__Your goal__. Rewrite all of the data below with every "radial-ray" changed to "radial-line" and nothing else altered. Omit the pictures.

__Data for this exercise__.
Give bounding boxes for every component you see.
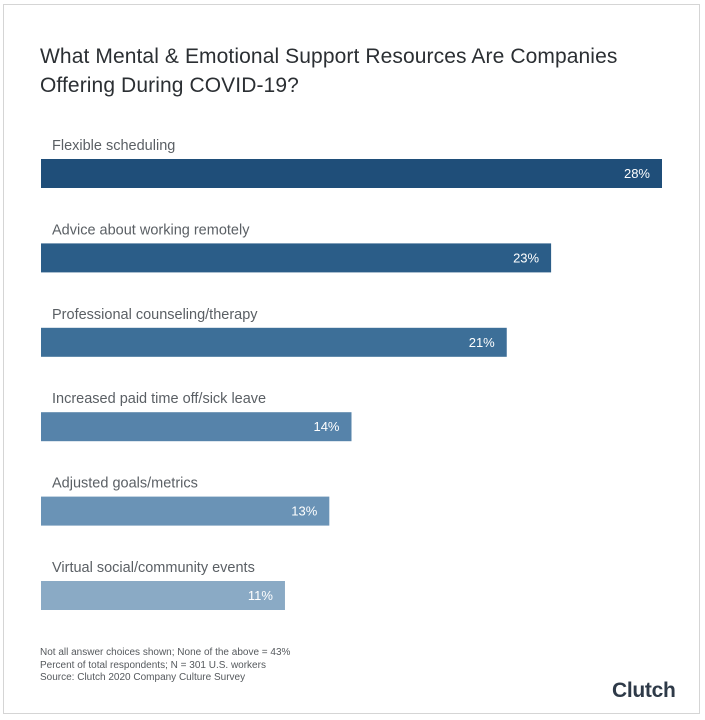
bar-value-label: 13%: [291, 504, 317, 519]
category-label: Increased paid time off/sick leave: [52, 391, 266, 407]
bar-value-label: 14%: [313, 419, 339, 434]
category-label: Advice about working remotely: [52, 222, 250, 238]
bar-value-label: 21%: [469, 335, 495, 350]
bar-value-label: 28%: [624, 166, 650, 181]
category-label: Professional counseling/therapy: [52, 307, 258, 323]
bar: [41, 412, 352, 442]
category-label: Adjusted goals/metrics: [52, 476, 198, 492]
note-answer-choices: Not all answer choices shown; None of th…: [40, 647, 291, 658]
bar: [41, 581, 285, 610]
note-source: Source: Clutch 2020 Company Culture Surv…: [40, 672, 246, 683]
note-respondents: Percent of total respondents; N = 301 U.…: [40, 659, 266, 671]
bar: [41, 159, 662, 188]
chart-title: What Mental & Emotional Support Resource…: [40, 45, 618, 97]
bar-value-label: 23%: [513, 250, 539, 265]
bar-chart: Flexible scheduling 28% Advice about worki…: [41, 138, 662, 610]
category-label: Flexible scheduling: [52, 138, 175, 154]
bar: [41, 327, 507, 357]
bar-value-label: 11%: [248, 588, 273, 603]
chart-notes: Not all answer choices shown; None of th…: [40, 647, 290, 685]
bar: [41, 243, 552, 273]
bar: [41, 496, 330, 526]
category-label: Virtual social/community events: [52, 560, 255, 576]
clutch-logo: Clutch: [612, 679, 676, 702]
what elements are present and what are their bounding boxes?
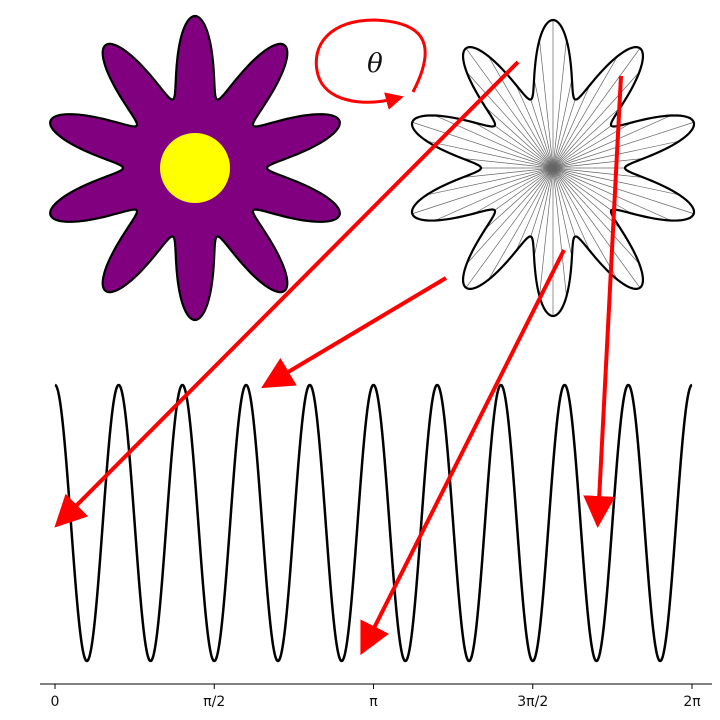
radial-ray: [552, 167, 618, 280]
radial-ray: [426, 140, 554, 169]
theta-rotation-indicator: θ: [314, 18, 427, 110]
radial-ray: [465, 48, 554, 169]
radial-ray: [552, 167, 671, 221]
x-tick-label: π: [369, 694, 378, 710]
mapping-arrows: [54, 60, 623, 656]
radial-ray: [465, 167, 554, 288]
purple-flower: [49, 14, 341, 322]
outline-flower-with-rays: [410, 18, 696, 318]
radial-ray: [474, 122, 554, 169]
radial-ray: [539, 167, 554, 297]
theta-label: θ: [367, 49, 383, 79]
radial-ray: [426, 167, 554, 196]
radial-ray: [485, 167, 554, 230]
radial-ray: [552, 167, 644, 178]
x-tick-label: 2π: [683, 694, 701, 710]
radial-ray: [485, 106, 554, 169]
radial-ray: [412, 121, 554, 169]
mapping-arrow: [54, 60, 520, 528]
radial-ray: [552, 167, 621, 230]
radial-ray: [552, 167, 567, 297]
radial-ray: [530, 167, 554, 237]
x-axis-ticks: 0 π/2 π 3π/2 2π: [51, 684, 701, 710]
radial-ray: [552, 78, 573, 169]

__Response to the exercise__.
Give bounding boxes for every component you see.
bar-value-label: 13%: [291, 504, 317, 519]
category-label: Increased paid time off/sick leave: [52, 391, 266, 407]
bar-value-label: 14%: [313, 419, 339, 434]
category-label: Advice about working remotely: [52, 222, 250, 238]
bar-value-label: 21%: [469, 335, 495, 350]
bar-value-label: 28%: [624, 166, 650, 181]
category-label: Professional counseling/therapy: [52, 307, 258, 323]
bar: [41, 412, 352, 442]
category-label: Adjusted goals/metrics: [52, 476, 198, 492]
note-answer-choices: Not all answer choices shown; None of th…: [40, 647, 291, 658]
bar: [41, 581, 285, 610]
note-source: Source: Clutch 2020 Company Culture Surv…: [40, 672, 246, 683]
note-respondents: Percent of total respondents; N = 301 U.…: [40, 659, 266, 671]
bar: [41, 159, 662, 188]
chart-title: What Mental & Emotional Support Resource…: [40, 45, 618, 97]
bar-value-label: 23%: [513, 250, 539, 265]
bar-chart: Flexible scheduling 28% Advice about worki…: [41, 138, 662, 610]
category-label: Flexible scheduling: [52, 138, 175, 154]
bar: [41, 327, 507, 357]
bar-value-label: 11%: [248, 588, 273, 603]
chart-notes: Not all answer choices shown; None of th…: [40, 647, 290, 685]
bar: [41, 243, 552, 273]
bar: [41, 496, 330, 526]
category-label: Virtual social/community events: [52, 560, 255, 576]
clutch-logo: Clutch: [612, 679, 676, 702]
what elements are present and what are their bounding boxes?
radial-line: [552, 167, 618, 280]
radial-line: [426, 140, 554, 169]
theta-rotation-indicator: θ: [314, 18, 427, 110]
radial-line: [465, 48, 554, 169]
radial-line: [552, 167, 671, 221]
x-tick-label: π: [369, 694, 378, 710]
mapping-arrows: [54, 60, 623, 656]
radial-line: [465, 167, 554, 288]
purple-flower: [49, 14, 341, 322]
outline-flower-with-rays: [410, 18, 696, 318]
radial-line: [474, 122, 554, 169]
radial-line: [539, 167, 554, 297]
theta-label: θ: [367, 49, 383, 79]
radial-line: [426, 167, 554, 196]
radial-line: [485, 167, 554, 230]
radial-line: [552, 167, 644, 178]
x-tick-label: 2π: [683, 694, 701, 710]
radial-line: [485, 106, 554, 169]
radial-line: [412, 121, 554, 169]
mapping-arrow: [54, 60, 520, 528]
radial-line: [552, 167, 621, 230]
radial-line: [552, 167, 567, 297]
radial-line: [530, 167, 554, 237]
x-axis-ticks: 0 π/2 π 3π/2 2π: [51, 684, 701, 710]
radial-line: [552, 78, 573, 169]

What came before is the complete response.